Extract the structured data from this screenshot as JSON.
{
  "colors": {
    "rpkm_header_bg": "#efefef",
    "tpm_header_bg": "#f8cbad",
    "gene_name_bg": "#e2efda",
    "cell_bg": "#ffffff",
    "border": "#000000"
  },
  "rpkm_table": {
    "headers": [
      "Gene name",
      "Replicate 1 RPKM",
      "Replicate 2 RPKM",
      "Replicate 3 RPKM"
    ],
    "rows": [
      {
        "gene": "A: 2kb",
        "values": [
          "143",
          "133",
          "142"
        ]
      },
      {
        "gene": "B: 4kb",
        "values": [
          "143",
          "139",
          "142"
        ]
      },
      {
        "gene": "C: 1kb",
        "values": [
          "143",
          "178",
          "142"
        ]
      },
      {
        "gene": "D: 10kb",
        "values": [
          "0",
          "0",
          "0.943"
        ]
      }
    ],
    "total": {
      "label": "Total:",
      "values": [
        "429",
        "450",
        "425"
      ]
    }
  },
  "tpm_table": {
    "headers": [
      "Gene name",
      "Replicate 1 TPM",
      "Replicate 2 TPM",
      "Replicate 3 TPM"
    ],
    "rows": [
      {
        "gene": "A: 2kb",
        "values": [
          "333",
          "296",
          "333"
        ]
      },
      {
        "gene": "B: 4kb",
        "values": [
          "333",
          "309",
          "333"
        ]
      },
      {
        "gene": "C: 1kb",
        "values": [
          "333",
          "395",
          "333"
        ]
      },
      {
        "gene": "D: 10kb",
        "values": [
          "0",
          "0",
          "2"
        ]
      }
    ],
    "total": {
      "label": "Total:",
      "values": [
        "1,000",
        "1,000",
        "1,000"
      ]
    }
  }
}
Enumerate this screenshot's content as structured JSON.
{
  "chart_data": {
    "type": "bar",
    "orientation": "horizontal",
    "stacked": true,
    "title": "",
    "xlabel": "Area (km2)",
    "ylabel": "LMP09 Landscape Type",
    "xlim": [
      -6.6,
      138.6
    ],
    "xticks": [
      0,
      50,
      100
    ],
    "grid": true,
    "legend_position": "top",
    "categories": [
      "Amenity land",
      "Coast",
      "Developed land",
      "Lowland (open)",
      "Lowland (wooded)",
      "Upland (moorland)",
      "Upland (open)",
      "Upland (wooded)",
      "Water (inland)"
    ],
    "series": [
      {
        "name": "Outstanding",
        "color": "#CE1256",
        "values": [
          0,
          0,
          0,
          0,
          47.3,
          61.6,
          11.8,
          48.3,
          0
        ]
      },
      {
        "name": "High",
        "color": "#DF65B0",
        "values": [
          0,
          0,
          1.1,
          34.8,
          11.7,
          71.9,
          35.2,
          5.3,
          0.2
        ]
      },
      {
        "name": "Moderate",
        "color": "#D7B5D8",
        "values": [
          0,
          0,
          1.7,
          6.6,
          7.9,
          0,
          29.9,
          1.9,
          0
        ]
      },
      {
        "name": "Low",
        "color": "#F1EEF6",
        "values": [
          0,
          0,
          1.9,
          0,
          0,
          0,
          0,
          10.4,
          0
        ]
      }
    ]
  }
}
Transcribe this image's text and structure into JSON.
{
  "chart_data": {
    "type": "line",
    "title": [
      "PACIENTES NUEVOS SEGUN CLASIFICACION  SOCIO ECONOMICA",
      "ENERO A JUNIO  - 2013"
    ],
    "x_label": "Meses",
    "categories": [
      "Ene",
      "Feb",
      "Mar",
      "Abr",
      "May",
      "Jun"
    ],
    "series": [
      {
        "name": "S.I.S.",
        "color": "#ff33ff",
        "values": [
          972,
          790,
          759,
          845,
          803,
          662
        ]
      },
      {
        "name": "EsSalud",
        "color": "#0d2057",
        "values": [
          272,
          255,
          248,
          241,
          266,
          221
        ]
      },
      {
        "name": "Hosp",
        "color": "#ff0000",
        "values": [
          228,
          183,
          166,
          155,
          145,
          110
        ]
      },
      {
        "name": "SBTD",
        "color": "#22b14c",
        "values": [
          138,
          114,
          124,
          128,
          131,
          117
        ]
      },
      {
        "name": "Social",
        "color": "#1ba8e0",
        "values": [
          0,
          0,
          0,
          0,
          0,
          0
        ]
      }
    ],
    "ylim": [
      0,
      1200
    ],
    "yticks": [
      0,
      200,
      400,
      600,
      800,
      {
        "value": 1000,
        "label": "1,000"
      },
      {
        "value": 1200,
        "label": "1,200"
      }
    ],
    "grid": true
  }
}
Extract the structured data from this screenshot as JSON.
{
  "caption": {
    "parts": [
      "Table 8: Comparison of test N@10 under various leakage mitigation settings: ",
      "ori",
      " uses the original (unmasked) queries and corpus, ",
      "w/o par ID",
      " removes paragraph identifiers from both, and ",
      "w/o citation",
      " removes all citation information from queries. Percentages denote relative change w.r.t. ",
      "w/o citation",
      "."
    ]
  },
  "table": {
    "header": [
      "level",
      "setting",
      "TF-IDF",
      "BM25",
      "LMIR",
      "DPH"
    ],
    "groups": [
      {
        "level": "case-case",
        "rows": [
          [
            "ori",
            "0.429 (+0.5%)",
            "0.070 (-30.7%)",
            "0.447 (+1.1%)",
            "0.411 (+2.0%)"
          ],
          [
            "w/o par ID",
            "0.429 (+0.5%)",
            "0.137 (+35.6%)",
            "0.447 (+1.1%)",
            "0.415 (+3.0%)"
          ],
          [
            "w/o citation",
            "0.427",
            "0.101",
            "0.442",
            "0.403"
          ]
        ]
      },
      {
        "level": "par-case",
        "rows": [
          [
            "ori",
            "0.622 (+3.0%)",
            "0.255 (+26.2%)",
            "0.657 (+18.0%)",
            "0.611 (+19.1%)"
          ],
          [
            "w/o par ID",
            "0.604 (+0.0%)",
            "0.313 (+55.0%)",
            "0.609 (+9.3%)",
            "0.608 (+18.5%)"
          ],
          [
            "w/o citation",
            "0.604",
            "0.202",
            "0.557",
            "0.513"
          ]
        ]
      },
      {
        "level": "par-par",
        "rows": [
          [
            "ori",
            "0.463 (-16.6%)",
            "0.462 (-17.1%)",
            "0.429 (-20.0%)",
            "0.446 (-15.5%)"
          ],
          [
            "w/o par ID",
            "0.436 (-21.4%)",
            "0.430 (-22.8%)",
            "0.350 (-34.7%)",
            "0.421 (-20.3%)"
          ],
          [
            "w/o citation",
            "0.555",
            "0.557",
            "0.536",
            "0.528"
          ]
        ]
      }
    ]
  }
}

▶ STATED PROBLEM
Exactly reproduce every line of the data above.

▶ SOLVED PROBLEM
Extract the structured data from this screenshot as JSON.
{
  "colors": {
    "rpkm_header_bg": "#efefef",
    "tpm_header_bg": "#f8cbad",
    "gene_name_bg": "#e2efda",
    "cell_bg": "#ffffff",
    "border": "#000000"
  },
  "rpkm_table": {
    "headers": [
      "Gene name",
      "Replicate 1 RPKM",
      "Replicate 2 RPKM",
      "Replicate 3 RPKM"
    ],
    "rows": [
      {
        "gene": "A: 2kb",
        "values": [
          "143",
          "133",
          "142"
        ]
      },
      {
        "gene": "B: 4kb",
        "values": [
          "143",
          "139",
          "142"
        ]
      },
      {
        "gene": "C: 1kb",
        "values": [
          "143",
          "178",
          "142"
        ]
      },
      {
        "gene": "D: 10kb",
        "values": [
          "0",
          "0",
          "0.943"
        ]
      }
    ],
    "total": {
      "label": "Total:",
      "values": [
        "429",
        "450",
        "425"
      ]
    }
  },
  "tpm_table": {
    "headers": [
      "Gene name",
      "Replicate 1 TPM",
      "Replicate 2 TPM",
      "Replicate 3 TPM"
    ],
    "rows": [
      {
        "gene": "A: 2kb",
        "values": [
          "333",
          "296",
          "333"
        ]
      },
      {
        "gene": "B: 4kb",
        "values": [
          "333",
          "309",
          "333"
        ]
      },
      {
        "gene": "C: 1kb",
        "values": [
          "333",
          "395",
          "333"
        ]
      },
      {
        "gene": "D: 10kb",
        "values": [
          "0",
          "0",
          "2"
        ]
      }
    ],
    "total": {
      "label": "Total:",
      "values": [
        "1,000",
        "1,000",
        "1,000"
      ]
    }
  }
}
Enumerate this screenshot's content as structured JSON.
{
  "chart_data": {
    "type": "bar",
    "orientation": "horizontal",
    "stacked": true,
    "title": "",
    "xlabel": "Area (km2)",
    "ylabel": "LMP09 Landscape Type",
    "xlim": [
      -6.6,
      138.6
    ],
    "xticks": [
      0,
      50,
      100
    ],
    "grid": true,
    "legend_position": "top",
    "categories": [
      "Amenity land",
      "Coast",
      "Developed land",
      "Lowland (open)",
      "Lowland (wooded)",
      "Upland (moorland)",
      "Upland (open)",
      "Upland (wooded)",
      "Water (inland)"
    ],
    "series": [
      {
        "name": "Outstanding",
        "color": "#CE1256",
        "values": [
          0,
          0,
          0,
          0,
          47.3,
          61.6,
          11.8,
          48.3,
          0
        ]
      },
      {
        "name": "High",
        "color": "#DF65B0",
        "values": [
          0,
          0,
          1.1,
          34.8,
          11.7,
          71.9,
          35.2,
          5.3,
          0.2
        ]
      },
      {
        "name": "Moderate",
        "color": "#D7B5D8",
        "values": [
          0,
          0,
          1.7,
          6.6,
          7.9,
          0,
          29.9,
          1.9,
          0
        ]
      },
      {
        "name": "Low",
        "color": "#F1EEF6",
        "values": [
          0,
          0,
          1.9,
          0,
          0,
          0,
          0,
          10.4,
          0
        ]
      }
    ]
  }
}
Transcribe this image's text and structure into JSON.
{
  "chart_data": {
    "type": "line",
    "title": [
      "PACIENTES NUEVOS SEGUN CLASIFICACION  SOCIO ECONOMICA",
      "ENERO A JUNIO  - 2013"
    ],
    "x_label": "Meses",
    "categories": [
      "Ene",
      "Feb",
      "Mar",
      "Abr",
      "May",
      "Jun"
    ],
    "series": [
      {
        "name": "S.I.S.",
        "color": "#ff33ff",
        "values": [
          972,
          790,
          759,
          845,
          803,
          662
        ]
      },
      {
        "name": "EsSalud",
        "color": "#0d2057",
        "values": [
          272,
          255,
          248,
          241,
          266,
          221
        ]
      },
      {
        "name": "Hosp",
        "color": "#ff0000",
        "values": [
          228,
          183,
          166,
          155,
          145,
          110
        ]
      },
      {
        "name": "SBTD",
        "color": "#22b14c",
        "values": [
          138,
          114,
          124,
          128,
          131,
          117
        ]
      },
      {
        "name": "Social",
        "color": "#1ba8e0",
        "values": [
          0,
          0,
          0,
          0,
          0,
          0
        ]
      }
    ],
    "ylim": [
      0,
      1200
    ],
    "yticks": [
      0,
      200,
      400,
      600,
      800,
      {
        "value": 1000,
        "label": "1,000"
      },
      {
        "value": 1200,
        "label": "1,200"
      }
    ],
    "grid": true
  }
}
Extract the structured data from this screenshot as JSON.
{
  "caption": {
    "parts": [
      "Table 8: Comparison of test N@10 under various leakage mitigation settings: ",
      "ori",
      " uses the original (unmasked) queries and corpus, ",
      "w/o par ID",
      " removes paragraph identifiers from both, and ",
      "w/o citation",
      " removes all citation information from queries. Percentages denote relative change w.r.t. ",
      "w/o citation",
      "."
    ]
  },
  "table": {
    "header": [
      "level",
      "setting",
      "TF-IDF",
      "BM25",
      "LMIR",
      "DPH"
    ],
    "groups": [
      {
        "level": "case-case",
        "rows": [
          [
            "ori",
            "0.429 (+0.5%)",
            "0.070 (-30.7%)",
            "0.447 (+1.1%)",
            "0.411 (+2.0%)"
          ],
          [
            "w/o par ID",
            "0.429 (+0.5%)",
            "0.137 (+35.6%)",
            "0.447 (+1.1%)",
            "0.415 (+3.0%)"
          ],
          [
            "w/o citation",
            "0.427",
            "0.101",
            "0.442",
            "0.403"
          ]
        ]
      },
      {
        "level": "par-case",
        "rows": [
          [
            "ori",
            "0.622 (+3.0%)",
            "0.255 (+26.2%)",
            "0.657 (+18.0%)",
            "0.611 (+19.1%)"
          ],
          [
            "w/o par ID",
            "0.604 (+0.0%)",
            "0.313 (+55.0%)",
            "0.609 (+9.3%)",
            "0.608 (+18.5%)"
          ],
          [
            "w/o citation",
            "0.604",
            "0.202",
            "0.557",
            "0.513"
          ]
        ]
      },
      {
        "level": "par-par",
        "rows": [
          [
            "ori",
            "0.463 (-16.6%)",
            "0.462 (-17.1%)",
            "0.429 (-20.0%)",
            "0.446 (-15.5%)"
          ],
          [
            "w/o par ID",
            "0.436 (-21.4%)",
            "0.430 (-22.8%)",
            "0.350 (-34.7%)",
            "0.421 (-20.3%)"
          ],
          [
            "w/o citation",
            "0.555",
            "0.557",
            "0.536",
            "0.528"
          ]
        ]
      }
    ]
  }
}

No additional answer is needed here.